>> Begin LISTED ENTRIES

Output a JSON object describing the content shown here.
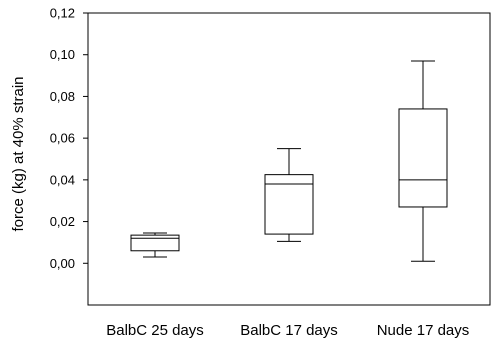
{
  "chart_data": {
    "type": "box",
    "title": "",
    "xlabel": "",
    "ylabel": "force (kg) at 40% strain",
    "ylim": [
      -0.02,
      0.12
    ],
    "yticks": [
      0.0,
      0.02,
      0.04,
      0.06,
      0.08,
      0.1,
      0.12
    ],
    "ytick_labels": [
      "0,00",
      "0,02",
      "0,04",
      "0,06",
      "0,08",
      "0,10",
      "0,12"
    ],
    "grid": false,
    "categories": [
      "BalbC 25 days",
      "BalbC 17 days",
      "Nude 17 days"
    ],
    "boxes": [
      {
        "whisker_low": 0.003,
        "q1": 0.006,
        "median": 0.012,
        "q3": 0.0135,
        "whisker_high": 0.0145
      },
      {
        "whisker_low": 0.0105,
        "q1": 0.014,
        "median": 0.038,
        "q3": 0.0425,
        "whisker_high": 0.055
      },
      {
        "whisker_low": 0.001,
        "q1": 0.027,
        "median": 0.04,
        "q3": 0.074,
        "whisker_high": 0.097
      }
    ],
    "colors": {
      "line": "#000000",
      "box_fill": "#ffffff"
    }
  }
}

>> End LISTED ENTRIES

TASK PROMPT
Identify every line holding the word "days" and copy it out.

CORRECT OUTPUT
      "BalbC 25 days",
      "BalbC 17 days",
      "Nude 17 days"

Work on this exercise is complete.